What to work on
Copy every entry exactly as given, minus the images.

--- Begin Dataset excerpts ---

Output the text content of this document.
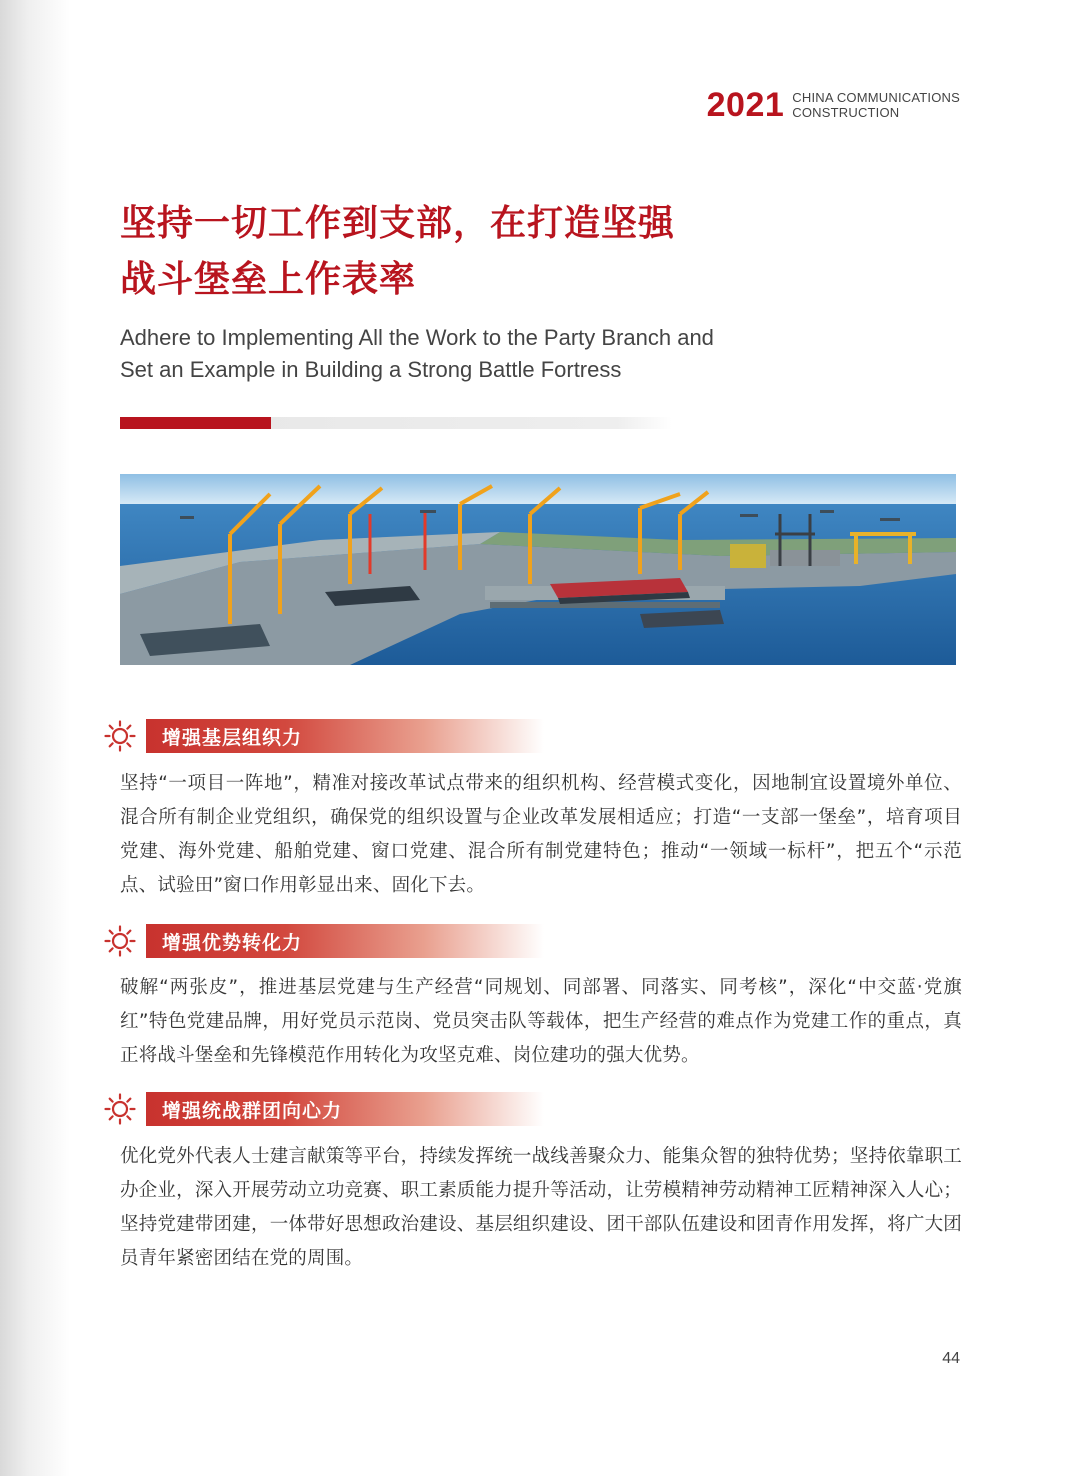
2021 CHINA COMMUNICATIONS
CONSTRUCTION
坚持一切工作到支部，在打造坚强
战斗堡垒上作表率
Adhere to Implementing All the Work to the Party Branch and
Set an Example in Building a Strong Battle Fortress
增强基层组织力
坚持“一项目一阵地”，精准对接改革试点带来的组织机构、经营模式变化，因地制宜设置境外单位、混合所有制企业党组织，确保党的组织设置与企业改革发展相适应；打造“一支部一堡垒”，培育项目党建、海外党建、船舶党建、窗口党建、混合所有制党建特色；推动“一领域一标杆”，把五个“示范点、试验田”窗口作用彰显出来、固化下去。
增强优势转化力
破解“两张皮”，推进基层党建与生产经营“同规划、同部署、同落实、同考核”，深化“中交蓝·党旗红”特色党建品牌，用好党员示范岗、党员突击队等载体，把生产经营的难点作为党建工作的重点，真正将战斗堡垒和先锋模范作用转化为攻坚克难、岗位建功的强大优势。
增强统战群团向心力
优化党外代表人士建言献策等平台，持续发挥统一战线善聚众力、能集众智的独特优势；坚持依靠职工办企业，深入开展劳动立功竞赛、职工素质能力提升等活动，让劳模精神劳动精神工匠精神深入人心；坚持党建带团建，一体带好思想政治建设、基层组织建设、团干部队伍建设和团青作用发挥，将广大团员青年紧密团结在党的周围。
44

--- End Dataset excerpts ---

In response
Output the text content of this document.
2021 CHINA COMMUNICATIONS
CONSTRUCTION
坚持一切工作到支部，在打造坚强
战斗堡垒上作表率
Adhere to Implementing All the Work to the Party Branch and
Set an Example in Building a Strong Battle Fortress
增强基层组织力
坚持“一项目一阵地”，精准对接改革试点带来的组织机构、经营模式变化，因地制宜设置境外单位、混合所有制企业党组织，确保党的组织设置与企业改革发展相适应；打造“一支部一堡垒”，培育项目党建、海外党建、船舶党建、窗口党建、混合所有制党建特色；推动“一领域一标杆”，把五个“示范点、试验田”窗口作用彰显出来、固化下去。
增强优势转化力
破解“两张皮”，推进基层党建与生产经营“同规划、同部署、同落实、同考核”，深化“中交蓝·党旗红”特色党建品牌，用好党员示范岗、党员突击队等载体，把生产经营的难点作为党建工作的重点，真正将战斗堡垒和先锋模范作用转化为攻坚克难、岗位建功的强大优势。
增强统战群团向心力
优化党外代表人士建言献策等平台，持续发挥统一战线善聚众力、能集众智的独特优势；坚持依靠职工办企业，深入开展劳动立功竞赛、职工素质能力提升等活动，让劳模精神劳动精神工匠精神深入人心；坚持党建带团建，一体带好思想政治建设、基层组织建设、团干部队伍建设和团青作用发挥，将广大团员青年紧密团结在党的周围。
44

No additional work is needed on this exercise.